Exercise description: Output all of the entries below precisely as written.

(Data excerpts)

-- Begin --

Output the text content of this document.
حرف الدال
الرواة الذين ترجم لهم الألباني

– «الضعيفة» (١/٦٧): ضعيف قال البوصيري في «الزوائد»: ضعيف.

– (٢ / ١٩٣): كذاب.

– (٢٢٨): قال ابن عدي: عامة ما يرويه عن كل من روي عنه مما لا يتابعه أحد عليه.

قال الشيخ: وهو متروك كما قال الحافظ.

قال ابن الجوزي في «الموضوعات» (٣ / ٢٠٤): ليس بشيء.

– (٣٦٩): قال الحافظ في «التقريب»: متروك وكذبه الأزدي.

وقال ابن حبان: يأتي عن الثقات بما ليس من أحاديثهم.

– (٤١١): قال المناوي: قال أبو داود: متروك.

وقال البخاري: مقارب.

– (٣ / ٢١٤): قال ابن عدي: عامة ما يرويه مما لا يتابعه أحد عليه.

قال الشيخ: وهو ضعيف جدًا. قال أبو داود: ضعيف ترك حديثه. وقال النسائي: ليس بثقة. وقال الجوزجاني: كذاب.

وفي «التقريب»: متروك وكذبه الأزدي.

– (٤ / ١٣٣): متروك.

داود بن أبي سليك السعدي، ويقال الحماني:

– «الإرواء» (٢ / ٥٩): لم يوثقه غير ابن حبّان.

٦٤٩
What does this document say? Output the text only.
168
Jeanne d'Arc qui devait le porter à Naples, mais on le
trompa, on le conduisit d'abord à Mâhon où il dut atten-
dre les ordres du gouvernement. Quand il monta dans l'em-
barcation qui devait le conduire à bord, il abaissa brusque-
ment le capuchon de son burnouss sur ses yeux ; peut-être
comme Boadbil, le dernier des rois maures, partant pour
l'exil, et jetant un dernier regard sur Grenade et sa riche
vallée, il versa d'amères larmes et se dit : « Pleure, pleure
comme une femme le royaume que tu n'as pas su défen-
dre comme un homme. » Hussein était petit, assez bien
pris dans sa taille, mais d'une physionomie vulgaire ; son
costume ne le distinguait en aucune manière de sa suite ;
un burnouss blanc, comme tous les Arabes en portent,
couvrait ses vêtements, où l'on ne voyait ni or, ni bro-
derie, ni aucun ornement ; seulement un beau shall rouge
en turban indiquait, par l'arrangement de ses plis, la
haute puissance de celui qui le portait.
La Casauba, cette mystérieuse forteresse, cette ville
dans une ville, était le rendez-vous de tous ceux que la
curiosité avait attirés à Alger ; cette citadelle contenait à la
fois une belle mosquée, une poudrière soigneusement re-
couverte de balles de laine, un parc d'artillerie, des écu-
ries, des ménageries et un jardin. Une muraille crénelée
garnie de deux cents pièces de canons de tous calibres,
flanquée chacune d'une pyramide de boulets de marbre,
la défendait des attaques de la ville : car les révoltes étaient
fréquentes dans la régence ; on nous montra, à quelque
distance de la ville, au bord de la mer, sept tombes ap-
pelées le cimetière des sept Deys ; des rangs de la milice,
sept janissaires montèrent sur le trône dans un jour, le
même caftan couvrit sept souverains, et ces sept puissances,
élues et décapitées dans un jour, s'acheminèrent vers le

-- End --

Answer in full:
Output the text content of this document.
حرف الدال
الرواة الذين ترجم لهم الألباني

– «الضعيفة» (١/٦٧): ضعيف قال البوصيري في «الزوائد»: ضعيف.

– (٢ / ١٩٣): كذاب.

– (٢٢٨): قال ابن عدي: عامة ما يرويه عن كل من روي عنه مما لا يتابعه أحد عليه.

قال الشيخ: وهو متروك كما قال الحافظ.

قال ابن الجوزي في «الموضوعات» (٣ / ٢٠٤): ليس بشيء.

– (٣٦٩): قال الحافظ في «التقريب»: متروك وكذبه الأزدي.

وقال ابن حبان: يأتي عن الثقات بما ليس من أحاديثهم.

– (٤١١): قال المناوي: قال أبو داود: متروك.

وقال البخاري: مقارب.

– (٣ / ٢١٤): قال ابن عدي: عامة ما يرويه مما لا يتابعه أحد عليه.

قال الشيخ: وهو ضعيف جدًا. قال أبو داود: ضعيف ترك حديثه. وقال النسائي: ليس بثقة. وقال الجوزجاني: كذاب.

وفي «التقريب»: متروك وكذبه الأزدي.

– (٤ / ١٣٣): متروك.

داود بن أبي سليك السعدي، ويقال الحماني:

– «الإرواء» (٢ / ٥٩): لم يوثقه غير ابن حبّان.

٦٤٩
What does this document say? Output the text only.
168
Jeanne d'Arc qui devait le porter à Naples, mais on le
trompa, on le conduisit d'abord à Mâhon où il dut atten-
dre les ordres du gouvernement. Quand il monta dans l'em-
barcation qui devait le conduire à bord, il abaissa brusque-
ment le capuchon de son burnouss sur ses yeux ; peut-être
comme Boadbil, le dernier des rois maures, partant pour
l'exil, et jetant un dernier regard sur Grenade et sa riche
vallée, il versa d'amères larmes et se dit : « Pleure, pleure
comme une femme le royaume que tu n'as pas su défen-
dre comme un homme. » Hussein était petit, assez bien
pris dans sa taille, mais d'une physionomie vulgaire ; son
costume ne le distinguait en aucune manière de sa suite ;
un burnouss blanc, comme tous les Arabes en portent,
couvrait ses vêtements, où l'on ne voyait ni or, ni bro-
derie, ni aucun ornement ; seulement un beau shall rouge
en turban indiquait, par l'arrangement de ses plis, la
haute puissance de celui qui le portait.
La Casauba, cette mystérieuse forteresse, cette ville
dans une ville, était le rendez-vous de tous ceux que la
curiosité avait attirés à Alger ; cette citadelle contenait à la
fois une belle mosquée, une poudrière soigneusement re-
couverte de balles de laine, un parc d'artillerie, des écu-
ries, des ménageries et un jardin. Une muraille crénelée
garnie de deux cents pièces de canons de tous calibres,
flanquée chacune d'une pyramide de boulets de marbre,
la défendait des attaques de la ville : car les révoltes étaient
fréquentes dans la régence ; on nous montra, à quelque
distance de la ville, au bord de la mer, sept tombes ap-
pelées le cimetière des sept Deys ; des rangs de la milice,
sept janissaires montèrent sur le trône dans un jour, le
même caftan couvrit sept souverains, et ces sept puissances,
élues et décapitées dans un jour, s'acheminèrent vers le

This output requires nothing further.